- _Selected passage_
┌──
You can see it clearly in Play Interact Explore, which brought Bill and Lucy to the North East for the first time.
While it offers all sorts of items with which to make structures or sculptures, that’s not necessarily the end of the process.
Lucy shows how they can then be photographed against a psychedelic backdrop with coloured shapes and a projector.
There are also hand-held tools with tinted lenses through which you can look or take photos.
Sail-like structures, suitable for creating a cabin or hiding place, are designed to be stable but can be pulled into position by a determined two-year-old, says Lucy.
Overhead, like snakes, writhe brightly coloured tubes with cup-like mouthpieces on either end. Through them you can talk to someone on the other side of the room. I can vouch that they work, too.
“They’re a great parent trap because adults will know immediately what they are and go to one end while telling the child to go to the other,” says Bill.
The pair explain how they’ve created the impression of zones within the gallery, defined by circles of carpet. Items can be moved from one to the other but there’s a semblance of order.
“These different journeys into and through the space are very important,” says Bill.
And he adds with a laugh: “People can spend hours in here.”
But the pair are insistent that this is an exhibition rather than a playground.
Bill: “For us it’s important that it’s called an exhibition and that what it contains are artworks because then it poses questions about what belongs in an art gallery, who artworks are for, who has permission.
“If you want children to be welcome in a gallery space, the first thing they’re going to want to do is touch things and you then have to think, ‘Well, that’s their mode of experiencing the world so we have to make allowances for that to be able to happen’.”
└──
- _Data extract_
┌──
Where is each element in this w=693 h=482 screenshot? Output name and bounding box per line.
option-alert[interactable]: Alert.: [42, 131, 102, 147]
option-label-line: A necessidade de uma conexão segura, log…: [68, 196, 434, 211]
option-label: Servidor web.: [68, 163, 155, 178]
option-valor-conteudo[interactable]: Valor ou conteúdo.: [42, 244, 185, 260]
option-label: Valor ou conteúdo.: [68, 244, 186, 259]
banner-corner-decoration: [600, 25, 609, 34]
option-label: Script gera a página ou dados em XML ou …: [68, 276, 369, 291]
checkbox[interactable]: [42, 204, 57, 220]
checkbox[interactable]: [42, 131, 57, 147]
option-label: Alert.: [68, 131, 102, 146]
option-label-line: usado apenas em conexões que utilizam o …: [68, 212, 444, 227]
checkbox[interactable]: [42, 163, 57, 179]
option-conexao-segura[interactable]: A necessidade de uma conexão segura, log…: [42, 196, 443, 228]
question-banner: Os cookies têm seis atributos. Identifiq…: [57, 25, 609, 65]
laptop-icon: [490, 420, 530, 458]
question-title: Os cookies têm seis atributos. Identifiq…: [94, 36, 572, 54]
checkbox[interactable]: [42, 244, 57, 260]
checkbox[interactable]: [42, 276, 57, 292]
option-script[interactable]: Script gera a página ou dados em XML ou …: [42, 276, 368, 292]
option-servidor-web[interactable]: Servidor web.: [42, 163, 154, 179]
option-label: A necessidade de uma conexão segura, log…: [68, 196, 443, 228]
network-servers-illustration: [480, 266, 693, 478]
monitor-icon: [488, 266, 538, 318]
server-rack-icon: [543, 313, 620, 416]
└──
- _Exercise goal_
Translate this sentence from the exhibition passage into Spanish: "But the pair are insistent that this is an exhibition rather than a playground." The material is not needed for anything here.

- _Solved problem_
Pero los dos insisten en que esto es una exposición y no un parque infantil.